- **Source data**
---+---
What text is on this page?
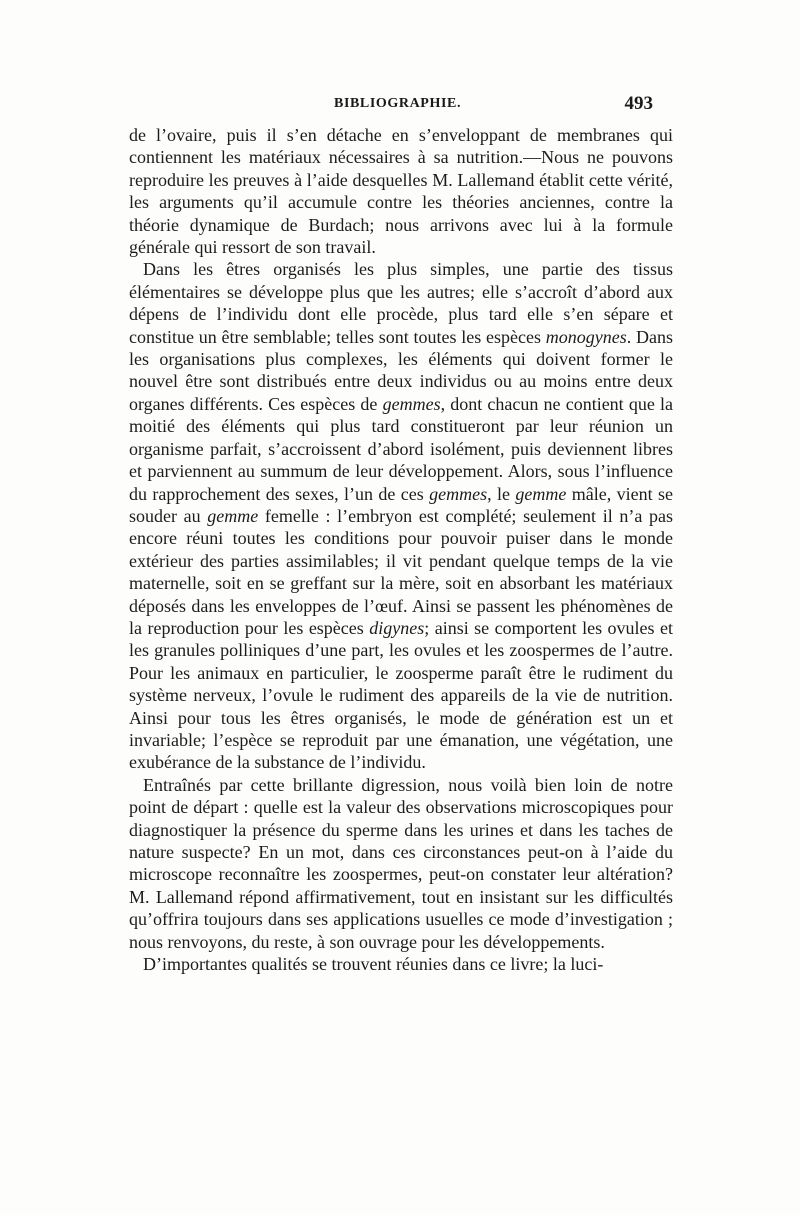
BIBLIOGRAPHIE.	493

de l’ovaire, puis il s’en détache en s’enveloppant de membranes qui contiennent les matériaux nécessaires à sa nutrition.—Nous ne pouvons reproduire les preuves à l’aide desquelles M. Lallemand établit cette vérité, les arguments qu’il accumule contre les théories anciennes, contre la théorie dynamique de Burdach; nous arrivons avec lui à la formule générale qui ressort de son travail.

Dans les êtres organisés les plus simples, une partie des tissus élémentaires se développe plus que les autres; elle s’accroît d’abord aux dépens de l’individu dont elle procède, plus tard elle s’en sépare et constitue un être semblable; telles sont toutes les espèces monogynes. Dans les organisations plus complexes, les éléments qui doivent former le nouvel être sont distribués entre deux individus ou au moins entre deux organes différents. Ces espèces de gemmes, dont chacun ne contient que la moitié des éléments qui plus tard constitueront par leur réunion un organisme parfait, s’accroissent d’abord isolément, puis deviennent libres et parviennent au summum de leur développement. Alors, sous l’influence du rapprochement des sexes, l’un de ces gemmes, le gemme mâle, vient se souder au gemme femelle : l’embryon est complété; seulement il n’a pas encore réuni toutes les conditions pour pouvoir puiser dans le monde extérieur des parties assimilables; il vit pendant quelque temps de la vie maternelle, soit en se greffant sur la mère, soit en absorbant les matériaux déposés dans les enveloppes de l’œuf. Ainsi se passent les phénomènes de la reproduction pour les espèces digynes; ainsi se comportent les ovules et les granules polliniques d’une part, les ovules et les zoospermes de l’autre. Pour les animaux en particulier, le zoosperme paraît être le rudiment du système nerveux, l’ovule le rudiment des appareils de la vie de nutrition. Ainsi pour tous les êtres organisés, le mode de génération est un et invariable; l’espèce se reproduit par une émanation, une végétation, une exubérance de la substance de l’individu.

Entraînés par cette brillante digression, nous voilà bien loin de notre point de départ : quelle est la valeur des observations microscopiques pour diagnostiquer la présence du sperme dans les urines et dans les taches de nature suspecte? En un mot, dans ces circonstances peut-on à l’aide du microscope reconnaître les zoospermes, peut-on constater leur altération? M. Lallemand répond affirmativement, tout en insistant sur les difficultés qu’offrira toujours dans ses applications usuelles ce mode d’investigation ; nous renvoyons, du reste, à son ouvrage pour les développements.

D’importantes qualités se trouvent réunies dans ce livre; la luci-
---+---
- **What to work on**
Quote the records in full and exactly; skip any image.

- **Answer to the problem**
What text is on this page?
BIBLIOGRAPHIE.	493

de l’ovaire, puis il s’en détache en s’enveloppant de membranes qui contiennent les matériaux nécessaires à sa nutrition.—Nous ne pouvons reproduire les preuves à l’aide desquelles M. Lallemand établit cette vérité, les arguments qu’il accumule contre les théories anciennes, contre la théorie dynamique de Burdach; nous arrivons avec lui à la formule générale qui ressort de son travail.

Dans les êtres organisés les plus simples, une partie des tissus élémentaires se développe plus que les autres; elle s’accroît d’abord aux dépens de l’individu dont elle procède, plus tard elle s’en sépare et constitue un être semblable; telles sont toutes les espèces monogynes. Dans les organisations plus complexes, les éléments qui doivent former le nouvel être sont distribués entre deux individus ou au moins entre deux organes différents. Ces espèces de gemmes, dont chacun ne contient que la moitié des éléments qui plus tard constitueront par leur réunion un organisme parfait, s’accroissent d’abord isolément, puis deviennent libres et parviennent au summum de leur développement. Alors, sous l’influence du rapprochement des sexes, l’un de ces gemmes, le gemme mâle, vient se souder au gemme femelle : l’embryon est complété; seulement il n’a pas encore réuni toutes les conditions pour pouvoir puiser dans le monde extérieur des parties assimilables; il vit pendant quelque temps de la vie maternelle, soit en se greffant sur la mère, soit en absorbant les matériaux déposés dans les enveloppes de l’œuf. Ainsi se passent les phénomènes de la reproduction pour les espèces digynes; ainsi se comportent les ovules et les granules polliniques d’une part, les ovules et les zoospermes de l’autre. Pour les animaux en particulier, le zoosperme paraît être le rudiment du système nerveux, l’ovule le rudiment des appareils de la vie de nutrition. Ainsi pour tous les êtres organisés, le mode de génération est un et invariable; l’espèce se reproduit par une émanation, une végétation, une exubérance de la substance de l’individu.

Entraînés par cette brillante digression, nous voilà bien loin de notre point de départ : quelle est la valeur des observations microscopiques pour diagnostiquer la présence du sperme dans les urines et dans les taches de nature suspecte? En un mot, dans ces circonstances peut-on à l’aide du microscope reconnaître les zoospermes, peut-on constater leur altération? M. Lallemand répond affirmativement, tout en insistant sur les difficultés qu’offrira toujours dans ses applications usuelles ce mode d’investigation ; nous renvoyons, du reste, à son ouvrage pour les développements.

D’importantes qualités se trouvent réunies dans ce livre; la luci-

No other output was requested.